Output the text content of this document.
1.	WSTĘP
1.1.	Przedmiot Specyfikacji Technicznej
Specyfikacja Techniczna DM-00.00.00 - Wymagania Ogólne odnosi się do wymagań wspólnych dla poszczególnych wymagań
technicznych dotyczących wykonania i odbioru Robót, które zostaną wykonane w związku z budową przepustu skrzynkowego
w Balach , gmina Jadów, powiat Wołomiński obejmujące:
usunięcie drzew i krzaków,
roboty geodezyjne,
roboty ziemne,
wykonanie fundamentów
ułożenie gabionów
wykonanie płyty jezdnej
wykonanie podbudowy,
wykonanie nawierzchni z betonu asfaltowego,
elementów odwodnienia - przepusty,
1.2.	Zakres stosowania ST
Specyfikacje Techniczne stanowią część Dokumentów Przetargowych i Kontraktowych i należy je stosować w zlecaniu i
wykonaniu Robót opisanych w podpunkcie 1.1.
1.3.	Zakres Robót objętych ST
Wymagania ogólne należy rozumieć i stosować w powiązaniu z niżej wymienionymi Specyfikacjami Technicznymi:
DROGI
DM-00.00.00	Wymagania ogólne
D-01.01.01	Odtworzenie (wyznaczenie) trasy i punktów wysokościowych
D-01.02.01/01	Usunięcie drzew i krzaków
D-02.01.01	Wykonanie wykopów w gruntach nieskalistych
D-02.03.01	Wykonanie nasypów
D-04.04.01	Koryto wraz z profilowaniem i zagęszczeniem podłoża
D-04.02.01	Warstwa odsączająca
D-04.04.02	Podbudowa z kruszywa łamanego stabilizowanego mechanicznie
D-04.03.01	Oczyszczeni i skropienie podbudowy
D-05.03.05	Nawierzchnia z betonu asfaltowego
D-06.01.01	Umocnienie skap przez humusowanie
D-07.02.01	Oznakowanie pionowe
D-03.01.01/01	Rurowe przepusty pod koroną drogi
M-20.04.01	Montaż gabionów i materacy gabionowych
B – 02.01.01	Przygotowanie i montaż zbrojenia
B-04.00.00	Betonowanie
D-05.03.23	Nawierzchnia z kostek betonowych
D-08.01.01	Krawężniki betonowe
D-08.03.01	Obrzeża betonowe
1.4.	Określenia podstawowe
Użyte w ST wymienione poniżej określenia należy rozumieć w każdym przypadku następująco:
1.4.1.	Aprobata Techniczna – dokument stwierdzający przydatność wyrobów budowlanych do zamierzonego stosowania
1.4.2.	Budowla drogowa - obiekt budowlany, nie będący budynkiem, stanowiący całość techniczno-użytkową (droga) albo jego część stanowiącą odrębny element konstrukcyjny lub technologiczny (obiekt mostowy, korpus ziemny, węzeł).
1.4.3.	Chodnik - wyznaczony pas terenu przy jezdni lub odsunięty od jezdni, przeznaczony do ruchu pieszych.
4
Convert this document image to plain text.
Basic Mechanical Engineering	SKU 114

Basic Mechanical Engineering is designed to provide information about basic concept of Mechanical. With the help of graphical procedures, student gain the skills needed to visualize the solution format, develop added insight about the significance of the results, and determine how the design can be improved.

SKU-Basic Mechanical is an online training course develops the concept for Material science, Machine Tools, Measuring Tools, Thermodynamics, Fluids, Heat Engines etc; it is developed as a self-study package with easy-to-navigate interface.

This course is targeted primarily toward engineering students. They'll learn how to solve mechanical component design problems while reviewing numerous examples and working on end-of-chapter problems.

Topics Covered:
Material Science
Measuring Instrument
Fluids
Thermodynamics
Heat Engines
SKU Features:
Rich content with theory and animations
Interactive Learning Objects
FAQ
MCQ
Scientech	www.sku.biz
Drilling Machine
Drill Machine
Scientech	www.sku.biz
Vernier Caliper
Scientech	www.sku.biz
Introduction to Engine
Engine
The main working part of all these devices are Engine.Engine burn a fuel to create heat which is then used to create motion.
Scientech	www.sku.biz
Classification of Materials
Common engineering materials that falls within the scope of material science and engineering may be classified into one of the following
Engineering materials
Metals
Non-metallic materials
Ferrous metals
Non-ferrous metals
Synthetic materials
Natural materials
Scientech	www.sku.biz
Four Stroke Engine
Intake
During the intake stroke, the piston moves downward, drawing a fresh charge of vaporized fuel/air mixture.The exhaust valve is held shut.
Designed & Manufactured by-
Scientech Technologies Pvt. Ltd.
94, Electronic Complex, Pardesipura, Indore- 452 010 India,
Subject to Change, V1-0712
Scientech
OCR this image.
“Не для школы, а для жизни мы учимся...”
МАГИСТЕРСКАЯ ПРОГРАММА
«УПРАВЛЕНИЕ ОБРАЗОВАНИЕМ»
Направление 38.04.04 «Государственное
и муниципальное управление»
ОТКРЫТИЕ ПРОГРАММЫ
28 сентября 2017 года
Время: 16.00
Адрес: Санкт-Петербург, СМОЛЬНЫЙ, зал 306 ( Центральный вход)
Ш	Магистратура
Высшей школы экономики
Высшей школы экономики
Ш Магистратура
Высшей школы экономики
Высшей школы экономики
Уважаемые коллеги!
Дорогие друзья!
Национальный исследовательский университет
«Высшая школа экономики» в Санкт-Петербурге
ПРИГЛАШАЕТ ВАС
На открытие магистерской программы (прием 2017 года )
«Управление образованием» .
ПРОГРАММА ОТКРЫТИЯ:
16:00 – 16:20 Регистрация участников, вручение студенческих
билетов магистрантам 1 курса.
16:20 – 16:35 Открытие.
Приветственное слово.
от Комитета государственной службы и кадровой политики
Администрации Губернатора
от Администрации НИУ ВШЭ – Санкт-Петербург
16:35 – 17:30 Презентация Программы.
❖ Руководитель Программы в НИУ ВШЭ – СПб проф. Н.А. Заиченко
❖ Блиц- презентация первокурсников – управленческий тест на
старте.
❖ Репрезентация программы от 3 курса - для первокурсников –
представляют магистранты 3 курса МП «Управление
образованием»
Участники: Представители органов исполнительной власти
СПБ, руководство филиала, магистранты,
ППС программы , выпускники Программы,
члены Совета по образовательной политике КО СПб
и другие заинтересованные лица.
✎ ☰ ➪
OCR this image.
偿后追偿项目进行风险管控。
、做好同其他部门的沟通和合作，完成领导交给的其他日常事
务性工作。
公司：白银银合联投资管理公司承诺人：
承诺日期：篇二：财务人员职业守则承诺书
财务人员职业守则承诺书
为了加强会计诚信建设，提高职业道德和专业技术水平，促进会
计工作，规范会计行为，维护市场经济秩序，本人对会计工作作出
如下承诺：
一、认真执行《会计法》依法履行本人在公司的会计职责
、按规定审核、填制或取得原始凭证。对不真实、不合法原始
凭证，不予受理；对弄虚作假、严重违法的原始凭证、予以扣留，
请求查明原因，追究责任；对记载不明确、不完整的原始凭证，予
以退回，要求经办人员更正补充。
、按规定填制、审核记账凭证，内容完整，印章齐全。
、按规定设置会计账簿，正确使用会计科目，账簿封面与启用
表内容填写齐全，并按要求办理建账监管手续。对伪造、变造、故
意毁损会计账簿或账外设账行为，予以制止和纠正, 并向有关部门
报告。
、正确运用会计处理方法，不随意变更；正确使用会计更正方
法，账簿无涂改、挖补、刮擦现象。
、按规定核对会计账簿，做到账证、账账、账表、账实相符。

===============

## [Goal]
Nothing should be left out: return all of the records exactly.

## [Full answer]
Output the text content of this document.
1.	WSTĘP
1.1.	Przedmiot Specyfikacji Technicznej
Specyfikacja Techniczna DM-00.00.00 - Wymagania Ogólne odnosi się do wymagań wspólnych dla poszczególnych wymagań
technicznych dotyczących wykonania i odbioru Robót, które zostaną wykonane w związku z budową przepustu skrzynkowego
w Balach , gmina Jadów, powiat Wołomiński obejmujące:
usunięcie drzew i krzaków,
roboty geodezyjne,
roboty ziemne,
wykonanie fundamentów
ułożenie gabionów
wykonanie płyty jezdnej
wykonanie podbudowy,
wykonanie nawierzchni z betonu asfaltowego,
elementów odwodnienia - przepusty,
1.2.	Zakres stosowania ST
Specyfikacje Techniczne stanowią część Dokumentów Przetargowych i Kontraktowych i należy je stosować w zlecaniu i
wykonaniu Robót opisanych w podpunkcie 1.1.
1.3.	Zakres Robót objętych ST
Wymagania ogólne należy rozumieć i stosować w powiązaniu z niżej wymienionymi Specyfikacjami Technicznymi:
DROGI
DM-00.00.00	Wymagania ogólne
D-01.01.01	Odtworzenie (wyznaczenie) trasy i punktów wysokościowych
D-01.02.01/01	Usunięcie drzew i krzaków
D-02.01.01	Wykonanie wykopów w gruntach nieskalistych
D-02.03.01	Wykonanie nasypów
D-04.04.01	Koryto wraz z profilowaniem i zagęszczeniem podłoża
D-04.02.01	Warstwa odsączająca
D-04.04.02	Podbudowa z kruszywa łamanego stabilizowanego mechanicznie
D-04.03.01	Oczyszczeni i skropienie podbudowy
D-05.03.05	Nawierzchnia z betonu asfaltowego
D-06.01.01	Umocnienie skap przez humusowanie
D-07.02.01	Oznakowanie pionowe
D-03.01.01/01	Rurowe przepusty pod koroną drogi
M-20.04.01	Montaż gabionów i materacy gabionowych
B – 02.01.01	Przygotowanie i montaż zbrojenia
B-04.00.00	Betonowanie
D-05.03.23	Nawierzchnia z kostek betonowych
D-08.01.01	Krawężniki betonowe
D-08.03.01	Obrzeża betonowe
1.4.	Określenia podstawowe
Użyte w ST wymienione poniżej określenia należy rozumieć w każdym przypadku następująco:
1.4.1.	Aprobata Techniczna – dokument stwierdzający przydatność wyrobów budowlanych do zamierzonego stosowania
1.4.2.	Budowla drogowa - obiekt budowlany, nie będący budynkiem, stanowiący całość techniczno-użytkową (droga) albo jego część stanowiącą odrębny element konstrukcyjny lub technologiczny (obiekt mostowy, korpus ziemny, węzeł).
1.4.3.	Chodnik - wyznaczony pas terenu przy jezdni lub odsunięty od jezdni, przeznaczony do ruchu pieszych.
4
Convert this document image to plain text.
Basic Mechanical Engineering	SKU 114

Basic Mechanical Engineering is designed to provide information about basic concept of Mechanical. With the help of graphical procedures, student gain the skills needed to visualize the solution format, develop added insight about the significance of the results, and determine how the design can be improved.

SKU-Basic Mechanical is an online training course develops the concept for Material science, Machine Tools, Measuring Tools, Thermodynamics, Fluids, Heat Engines etc; it is developed as a self-study package with easy-to-navigate interface.

This course is targeted primarily toward engineering students. They'll learn how to solve mechanical component design problems while reviewing numerous examples and working on end-of-chapter problems.

Topics Covered:
Material Science
Measuring Instrument
Fluids
Thermodynamics
Heat Engines
SKU Features:
Rich content with theory and animations
Interactive Learning Objects
FAQ
MCQ
Scientech	www.sku.biz
Drilling Machine
Drill Machine
Scientech	www.sku.biz
Vernier Caliper
Scientech	www.sku.biz
Introduction to Engine
Engine
The main working part of all these devices are Engine.Engine burn a fuel to create heat which is then used to create motion.
Scientech	www.sku.biz
Classification of Materials
Common engineering materials that falls within the scope of material science and engineering may be classified into one of the following
Engineering materials
Metals
Non-metallic materials
Ferrous metals
Non-ferrous metals
Synthetic materials
Natural materials
Scientech	www.sku.biz
Four Stroke Engine
Intake
During the intake stroke, the piston moves downward, drawing a fresh charge of vaporized fuel/air mixture.The exhaust valve is held shut.
Designed & Manufactured by-
Scientech Technologies Pvt. Ltd.
94, Electronic Complex, Pardesipura, Indore- 452 010 India,
Subject to Change, V1-0712
Scientech
OCR this image.
“Не для школы, а для жизни мы учимся...”
МАГИСТЕРСКАЯ ПРОГРАММА
«УПРАВЛЕНИЕ ОБРАЗОВАНИЕМ»
Направление 38.04.04 «Государственное
и муниципальное управление»
ОТКРЫТИЕ ПРОГРАММЫ
28 сентября 2017 года
Время: 16.00
Адрес: Санкт-Петербург, СМОЛЬНЫЙ, зал 306 ( Центральный вход)
Ш	Магистратура
Высшей школы экономики
Высшей школы экономики
Ш Магистратура
Высшей школы экономики
Высшей школы экономики
Уважаемые коллеги!
Дорогие друзья!
Национальный исследовательский университет
«Высшая школа экономики» в Санкт-Петербурге
ПРИГЛАШАЕТ ВАС
На открытие магистерской программы (прием 2017 года )
«Управление образованием» .
ПРОГРАММА ОТКРЫТИЯ:
16:00 – 16:20 Регистрация участников, вручение студенческих
билетов магистрантам 1 курса.
16:20 – 16:35 Открытие.
Приветственное слово.
от Комитета государственной службы и кадровой политики
Администрации Губернатора
от Администрации НИУ ВШЭ – Санкт-Петербург
16:35 – 17:30 Презентация Программы.
❖ Руководитель Программы в НИУ ВШЭ – СПб проф. Н.А. Заиченко
❖ Блиц- презентация первокурсников – управленческий тест на
старте.
❖ Репрезентация программы от 3 курса - для первокурсников –
представляют магистранты 3 курса МП «Управление
образованием»
Участники: Представители органов исполнительной власти
СПБ, руководство филиала, магистранты,
ППС программы , выпускники Программы,
члены Совета по образовательной политике КО СПб
и другие заинтересованные лица.
✎ ☰ ➪
OCR this image.
偿后追偿项目进行风险管控。
、做好同其他部门的沟通和合作，完成领导交给的其他日常事
务性工作。
公司：白银银合联投资管理公司承诺人：
承诺日期：篇二：财务人员职业守则承诺书
财务人员职业守则承诺书
为了加强会计诚信建设，提高职业道德和专业技术水平，促进会
计工作，规范会计行为，维护市场经济秩序，本人对会计工作作出
如下承诺：
一、认真执行《会计法》依法履行本人在公司的会计职责
、按规定审核、填制或取得原始凭证。对不真实、不合法原始
凭证，不予受理；对弄虚作假、严重违法的原始凭证、予以扣留，
请求查明原因，追究责任；对记载不明确、不完整的原始凭证，予
以退回，要求经办人员更正补充。
、按规定填制、审核记账凭证，内容完整，印章齐全。
、按规定设置会计账簿，正确使用会计科目，账簿封面与启用
表内容填写齐全，并按要求办理建账监管手续。对伪造、变造、故
意毁损会计账簿或账外设账行为，予以制止和纠正, 并向有关部门
报告。
、正确运用会计处理方法，不随意变更；正确使用会计更正方
法，账簿无涂改、挖补、刮擦现象。
、按规定核对会计账簿，做到账证、账账、账表、账实相符。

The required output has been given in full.